**EXERCISE REQUIREMENTS**
Reproduce all of the material exactly as shown.

┄┄┄┄┄┄

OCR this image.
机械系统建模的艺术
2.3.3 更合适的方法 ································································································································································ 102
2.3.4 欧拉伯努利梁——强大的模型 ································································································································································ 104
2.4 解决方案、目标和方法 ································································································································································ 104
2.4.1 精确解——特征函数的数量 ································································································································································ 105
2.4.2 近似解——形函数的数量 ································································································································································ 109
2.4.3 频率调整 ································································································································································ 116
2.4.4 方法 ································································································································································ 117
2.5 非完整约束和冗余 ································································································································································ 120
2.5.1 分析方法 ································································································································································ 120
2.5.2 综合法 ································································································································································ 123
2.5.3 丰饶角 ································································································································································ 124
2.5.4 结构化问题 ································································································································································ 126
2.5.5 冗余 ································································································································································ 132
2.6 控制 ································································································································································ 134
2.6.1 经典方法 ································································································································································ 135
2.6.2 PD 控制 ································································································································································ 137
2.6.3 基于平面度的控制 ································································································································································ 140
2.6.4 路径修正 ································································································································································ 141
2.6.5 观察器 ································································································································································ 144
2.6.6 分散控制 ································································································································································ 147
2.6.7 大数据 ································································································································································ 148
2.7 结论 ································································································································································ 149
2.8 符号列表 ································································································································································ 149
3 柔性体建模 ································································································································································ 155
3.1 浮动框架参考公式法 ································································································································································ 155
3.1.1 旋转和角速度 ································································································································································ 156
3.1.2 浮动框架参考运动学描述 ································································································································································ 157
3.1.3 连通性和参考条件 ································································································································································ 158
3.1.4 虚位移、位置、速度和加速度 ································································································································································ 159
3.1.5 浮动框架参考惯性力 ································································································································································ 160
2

┄┄┄┄┄┄

**THE RESPONSE**
OCR this image.
机械系统建模的艺术
2.3.3 更合适的方法 ································································································································································ 102
2.3.4 欧拉伯努利梁——强大的模型 ································································································································································ 104
2.4 解决方案、目标和方法 ································································································································································ 104
2.4.1 精确解——特征函数的数量 ································································································································································ 105
2.4.2 近似解——形函数的数量 ································································································································································ 109
2.4.3 频率调整 ································································································································································ 116
2.4.4 方法 ································································································································································ 117
2.5 非完整约束和冗余 ································································································································································ 120
2.5.1 分析方法 ································································································································································ 120
2.5.2 综合法 ································································································································································ 123
2.5.3 丰饶角 ································································································································································ 124
2.5.4 结构化问题 ································································································································································ 126
2.5.5 冗余 ································································································································································ 132
2.6 控制 ································································································································································ 134
2.6.1 经典方法 ································································································································································ 135
2.6.2 PD 控制 ································································································································································ 137
2.6.3 基于平面度的控制 ································································································································································ 140
2.6.4 路径修正 ································································································································································ 141
2.6.5 观察器 ································································································································································ 144
2.6.6 分散控制 ································································································································································ 147
2.6.7 大数据 ································································································································································ 148
2.7 结论 ································································································································································ 149
2.8 符号列表 ································································································································································ 149
3 柔性体建模 ································································································································································ 155
3.1 浮动框架参考公式法 ································································································································································ 155
3.1.1 旋转和角速度 ································································································································································ 156
3.1.2 浮动框架参考运动学描述 ································································································································································ 157
3.1.3 连通性和参考条件 ································································································································································ 158
3.1.4 虚位移、位置、速度和加速度 ································································································································································ 159
3.1.5 浮动框架参考惯性力 ································································································································································ 160
2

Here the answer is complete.